### [GOAL]
Repeat every line of the records below word for word, leaving out the pictures.

(Labeled region entries)

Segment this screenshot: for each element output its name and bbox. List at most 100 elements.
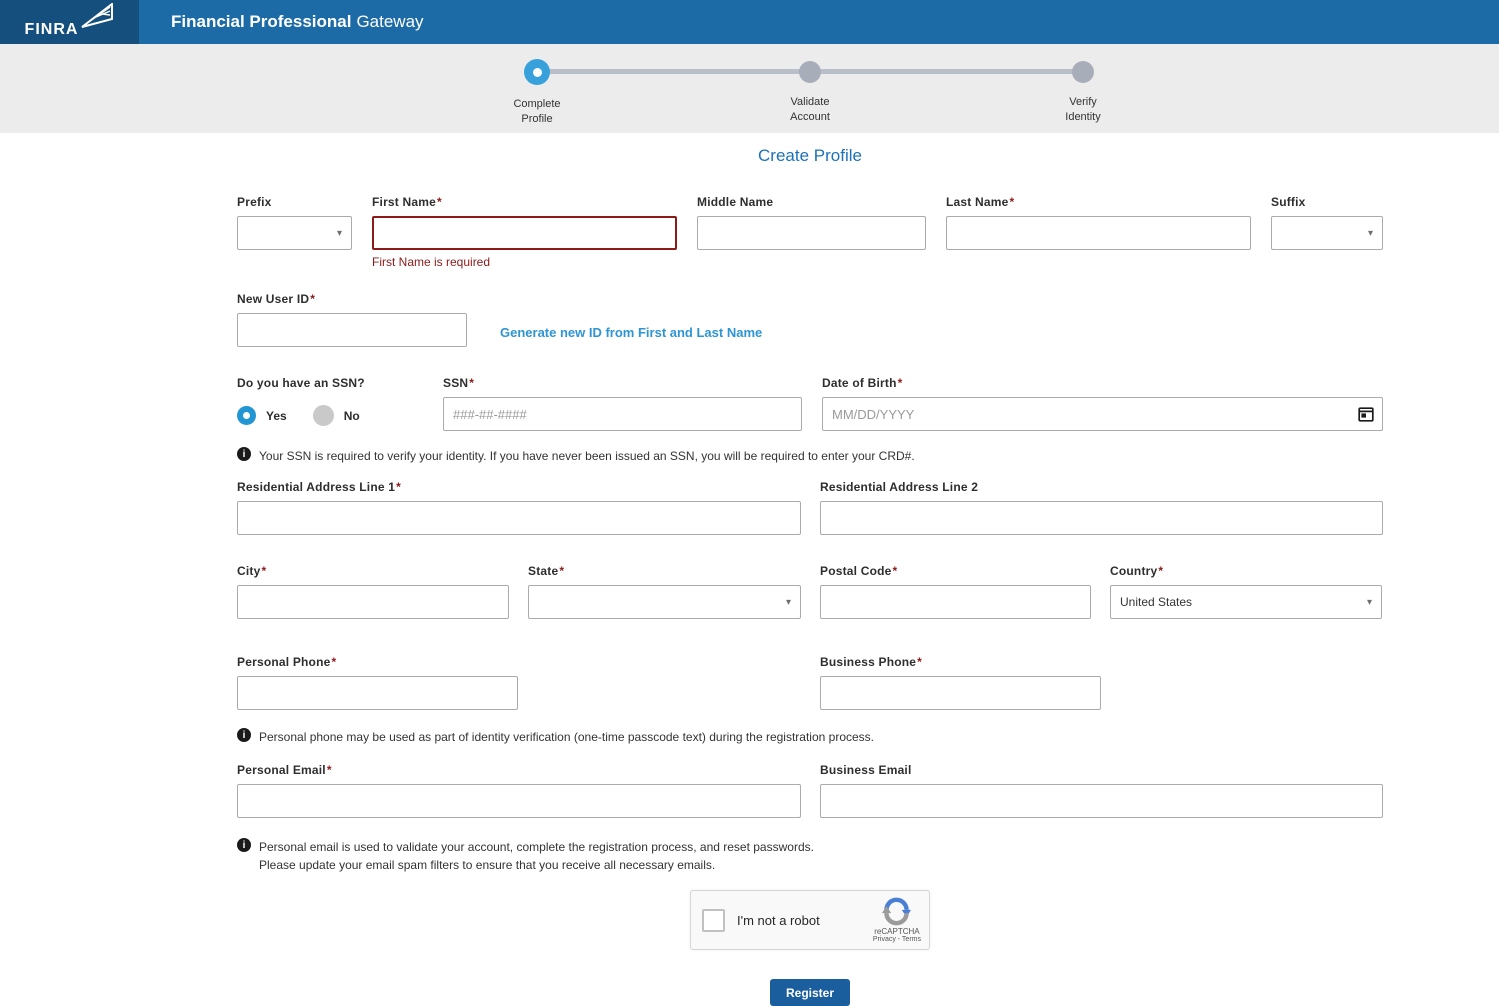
personal-phone-field: Personal Phone*	[237, 655, 518, 710]
city-row: City* State* ▾ Postal Code* Country* Uni…	[237, 564, 1383, 619]
chevron-down-icon: ▾	[786, 597, 791, 608]
ssn-no-label: No	[344, 409, 360, 423]
first-name-input[interactable]	[372, 216, 677, 250]
address2-field: Residential Address Line 2	[820, 480, 1383, 535]
recaptcha-checkbox[interactable]	[702, 909, 725, 932]
app-title-light: Gateway	[356, 12, 423, 32]
business-email-field: Business Email	[820, 763, 1383, 818]
business-email-input[interactable]	[820, 784, 1383, 818]
state-label: State*	[528, 564, 801, 578]
middle-name-input[interactable]	[697, 216, 926, 250]
step-circle-icon	[799, 61, 821, 83]
step-label: Complete Profile	[482, 97, 592, 127]
required-asterisk: *	[1158, 564, 1163, 578]
step-verify-identity[interactable]: Verify Identity	[1028, 44, 1138, 125]
finra-flag-icon	[80, 3, 114, 29]
recaptcha-icon	[882, 897, 911, 926]
first-name-label: First Name*	[372, 195, 677, 209]
ssn-yes-label: Yes	[266, 409, 287, 423]
generate-id-link[interactable]: Generate new ID from First and Last Name	[500, 325, 762, 340]
ssn-row: Do you have an SSN? Yes No SSN* Date of …	[237, 376, 1383, 431]
step-circle-icon	[1072, 61, 1094, 83]
first-name-error: First Name is required	[372, 255, 677, 269]
personal-email-input[interactable]	[237, 784, 801, 818]
app-title-bold: Financial Professional	[171, 12, 351, 32]
middle-name-label: Middle Name	[697, 195, 926, 209]
business-phone-input[interactable]	[820, 676, 1101, 710]
suffix-label: Suffix	[1271, 195, 1383, 209]
app-title: Financial Professional Gateway	[171, 0, 424, 44]
city-label: City*	[237, 564, 509, 578]
business-phone-field: Business Phone*	[820, 655, 1101, 710]
country-field: Country* United States ▾	[1110, 564, 1382, 619]
city-field: City*	[237, 564, 509, 619]
finra-logo-text: FINRA	[25, 15, 79, 38]
city-input[interactable]	[237, 585, 509, 619]
step-validate-account[interactable]: Validate Account	[755, 44, 865, 125]
ssn-info: i Your SSN is required to verify your id…	[237, 447, 1383, 465]
required-asterisk: *	[917, 655, 922, 669]
new-user-id-input[interactable]	[237, 313, 467, 347]
ssn-label: SSN*	[443, 376, 802, 390]
last-name-input[interactable]	[946, 216, 1251, 250]
required-asterisk: *	[437, 195, 442, 209]
recaptcha-brand: reCAPTCHA	[874, 927, 919, 936]
chevron-down-icon: ▾	[1367, 597, 1372, 608]
suffix-select[interactable]: ▾	[1271, 216, 1383, 250]
business-phone-label: Business Phone*	[820, 655, 1101, 669]
ssn-radio-group: Yes No	[237, 405, 423, 426]
personal-phone-input[interactable]	[237, 676, 518, 710]
recaptcha-privacy-terms[interactable]: Privacy - Terms	[873, 936, 921, 943]
register-button[interactable]: Register	[770, 979, 850, 1006]
required-asterisk: *	[1010, 195, 1015, 209]
user-id-row: New User ID* Generate new ID from First …	[237, 292, 1383, 347]
prefix-field: Prefix ▾	[237, 195, 352, 269]
required-asterisk: *	[332, 655, 337, 669]
info-icon: i	[237, 728, 251, 742]
address1-label: Residential Address Line 1*	[237, 480, 801, 494]
step-complete-profile[interactable]: Complete Profile	[482, 44, 592, 127]
address2-input[interactable]	[820, 501, 1383, 535]
last-name-label: Last Name*	[946, 195, 1251, 209]
state-field: State* ▾	[528, 564, 801, 619]
phone-row: Personal Phone* Business Phone*	[237, 655, 1383, 710]
address1-field: Residential Address Line 1*	[237, 480, 801, 535]
create-profile-form: Create Profile Prefix ▾ First Name* Firs…	[237, 146, 1383, 1006]
recaptcha-label: I'm not a robot	[737, 913, 820, 928]
ssn-field: SSN*	[443, 376, 802, 431]
recaptcha-logo: reCAPTCHA Privacy - Terms	[873, 897, 921, 943]
dob-input[interactable]	[822, 397, 1383, 431]
required-asterisk: *	[327, 763, 332, 777]
ssn-input[interactable]	[443, 397, 802, 431]
state-select[interactable]: ▾	[528, 585, 801, 619]
address1-input[interactable]	[237, 501, 801, 535]
required-asterisk: *	[310, 292, 315, 306]
personal-phone-label: Personal Phone*	[237, 655, 518, 669]
email-info: i Personal email is used to validate you…	[237, 838, 1383, 874]
postal-code-input[interactable]	[820, 585, 1091, 619]
phone-info: i Personal phone may be used as part of …	[237, 728, 1383, 746]
progress-stepper: Complete Profile Validate Account Verify…	[0, 44, 1499, 133]
calendar-icon[interactable]	[1358, 406, 1374, 422]
required-asterisk: *	[396, 480, 401, 494]
required-asterisk: *	[261, 564, 266, 578]
required-asterisk: *	[893, 564, 898, 578]
recaptcha-widget: I'm not a robot reCAPTCHA Privacy - Term…	[690, 890, 930, 950]
ssn-info-text: Your SSN is required to verify your iden…	[259, 447, 915, 465]
app-header: FINRA Financial Professional Gateway	[0, 0, 1499, 44]
finra-logo[interactable]: FINRA	[0, 0, 139, 44]
chevron-down-icon: ▾	[1368, 228, 1373, 239]
ssn-question-label: Do you have an SSN?	[237, 376, 423, 390]
suffix-field: Suffix ▾	[1271, 195, 1383, 269]
ssn-no-radio[interactable]: No	[313, 405, 360, 426]
country-label: Country*	[1110, 564, 1382, 578]
ssn-yes-radio[interactable]: Yes	[237, 406, 287, 425]
required-asterisk: *	[898, 376, 903, 390]
email-row: Personal Email* Business Email	[237, 763, 1383, 818]
phone-info-text: Personal phone may be used as part of id…	[259, 728, 874, 746]
prefix-select[interactable]: ▾	[237, 216, 352, 250]
address-row: Residential Address Line 1* Residential …	[237, 480, 1383, 535]
dob-label: Date of Birth*	[822, 376, 1383, 390]
step-circle-icon	[524, 59, 550, 85]
country-select[interactable]: United States ▾	[1110, 585, 1382, 619]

### [SOLUTION]
Segment this screenshot: for each element output its name and bbox. List at most 100 elements.
personal-phone-field: Personal Phone*	[237, 655, 518, 710]
city-row: City* State* ▾ Postal Code* Country* Uni…	[237, 564, 1383, 619]
chevron-down-icon: ▾	[786, 597, 791, 608]
ssn-no-label: No	[344, 409, 360, 423]
first-name-input[interactable]	[372, 216, 677, 250]
address2-field: Residential Address Line 2	[820, 480, 1383, 535]
recaptcha-checkbox[interactable]	[702, 909, 725, 932]
app-title-light: Gateway	[356, 12, 423, 32]
business-email-field: Business Email	[820, 763, 1383, 818]
business-email-input[interactable]	[820, 784, 1383, 818]
state-label: State*	[528, 564, 801, 578]
middle-name-input[interactable]	[697, 216, 926, 250]
step-circle-icon	[799, 61, 821, 83]
step-label: Complete Profile	[482, 97, 592, 127]
required-asterisk: *	[1158, 564, 1163, 578]
step-verify-identity[interactable]: Verify Identity	[1028, 44, 1138, 125]
finra-flag-icon	[80, 3, 114, 29]
recaptcha-icon	[882, 897, 911, 926]
first-name-label: First Name*	[372, 195, 677, 209]
ssn-yes-label: Yes	[266, 409, 287, 423]
generate-id-link[interactable]: Generate new ID from First and Last Name	[500, 325, 762, 340]
ssn-row: Do you have an SSN? Yes No SSN* Date of …	[237, 376, 1383, 431]
step-circle-icon	[1072, 61, 1094, 83]
first-name-error: First Name is required	[372, 255, 677, 269]
personal-email-input[interactable]	[237, 784, 801, 818]
app-title-bold: Financial Professional	[171, 12, 351, 32]
middle-name-label: Middle Name	[697, 195, 926, 209]
business-phone-input[interactable]	[820, 676, 1101, 710]
suffix-label: Suffix	[1271, 195, 1383, 209]
app-title: Financial Professional Gateway	[171, 0, 424, 44]
city-label: City*	[237, 564, 509, 578]
business-phone-field: Business Phone*	[820, 655, 1101, 710]
country-field: Country* United States ▾	[1110, 564, 1382, 619]
city-field: City*	[237, 564, 509, 619]
finra-logo-text: FINRA	[25, 15, 79, 38]
city-input[interactable]	[237, 585, 509, 619]
step-validate-account[interactable]: Validate Account	[755, 44, 865, 125]
ssn-info: i Your SSN is required to verify your id…	[237, 447, 1383, 465]
required-asterisk: *	[917, 655, 922, 669]
new-user-id-input[interactable]	[237, 313, 467, 347]
ssn-label: SSN*	[443, 376, 802, 390]
last-name-input[interactable]	[946, 216, 1251, 250]
required-asterisk: *	[437, 195, 442, 209]
recaptcha-brand: reCAPTCHA	[874, 927, 919, 936]
chevron-down-icon: ▾	[1367, 597, 1372, 608]
suffix-select[interactable]: ▾	[1271, 216, 1383, 250]
business-phone-label: Business Phone*	[820, 655, 1101, 669]
ssn-radio-group: Yes No	[237, 405, 423, 426]
personal-phone-input[interactable]	[237, 676, 518, 710]
recaptcha-privacy-terms[interactable]: Privacy - Terms	[873, 936, 921, 943]
register-button[interactable]: Register	[770, 979, 850, 1006]
required-asterisk: *	[1010, 195, 1015, 209]
user-id-row: New User ID* Generate new ID from First …	[237, 292, 1383, 347]
prefix-field: Prefix ▾	[237, 195, 352, 269]
required-asterisk: *	[332, 655, 337, 669]
info-icon: i	[237, 728, 251, 742]
address1-label: Residential Address Line 1*	[237, 480, 801, 494]
step-complete-profile[interactable]: Complete Profile	[482, 44, 592, 127]
address2-input[interactable]	[820, 501, 1383, 535]
last-name-label: Last Name*	[946, 195, 1251, 209]
state-field: State* ▾	[528, 564, 801, 619]
phone-row: Personal Phone* Business Phone*	[237, 655, 1383, 710]
address1-field: Residential Address Line 1*	[237, 480, 801, 535]
create-profile-form: Create Profile Prefix ▾ First Name* Firs…	[237, 146, 1383, 1006]
recaptcha-label: I'm not a robot	[737, 913, 820, 928]
ssn-field: SSN*	[443, 376, 802, 431]
recaptcha-logo: reCAPTCHA Privacy - Terms	[873, 897, 921, 943]
dob-input[interactable]	[822, 397, 1383, 431]
required-asterisk: *	[327, 763, 332, 777]
ssn-input[interactable]	[443, 397, 802, 431]
state-select[interactable]: ▾	[528, 585, 801, 619]
address1-input[interactable]	[237, 501, 801, 535]
required-asterisk: *	[310, 292, 315, 306]
personal-phone-label: Personal Phone*	[237, 655, 518, 669]
email-info: i Personal email is used to validate you…	[237, 838, 1383, 874]
postal-code-input[interactable]	[820, 585, 1091, 619]
phone-info: i Personal phone may be used as part of …	[237, 728, 1383, 746]
progress-stepper: Complete Profile Validate Account Verify…	[0, 44, 1499, 133]
calendar-icon[interactable]	[1358, 406, 1374, 422]
required-asterisk: *	[396, 480, 401, 494]
required-asterisk: *	[261, 564, 266, 578]
required-asterisk: *	[893, 564, 898, 578]
recaptcha-widget: I'm not a robot reCAPTCHA Privacy - Term…	[690, 890, 930, 950]
ssn-info-text: Your SSN is required to verify your iden…	[259, 447, 915, 465]
app-header: FINRA Financial Professional Gateway	[0, 0, 1499, 44]
finra-logo[interactable]: FINRA	[0, 0, 139, 44]
chevron-down-icon: ▾	[1368, 228, 1373, 239]
ssn-question-label: Do you have an SSN?	[237, 376, 423, 390]
suffix-field: Suffix ▾	[1271, 195, 1383, 269]
ssn-no-radio[interactable]: No	[313, 405, 360, 426]
country-label: Country*	[1110, 564, 1382, 578]
ssn-yes-radio[interactable]: Yes	[237, 406, 287, 425]
required-asterisk: *	[898, 376, 903, 390]
email-row: Personal Email* Business Email	[237, 763, 1383, 818]
phone-info-text: Personal phone may be used as part of id…	[259, 728, 874, 746]
prefix-select[interactable]: ▾	[237, 216, 352, 250]
address-row: Residential Address Line 1* Residential …	[237, 480, 1383, 535]
dob-label: Date of Birth*	[822, 376, 1383, 390]
step-circle-icon	[524, 59, 550, 85]
country-select[interactable]: United States ▾	[1110, 585, 1382, 619]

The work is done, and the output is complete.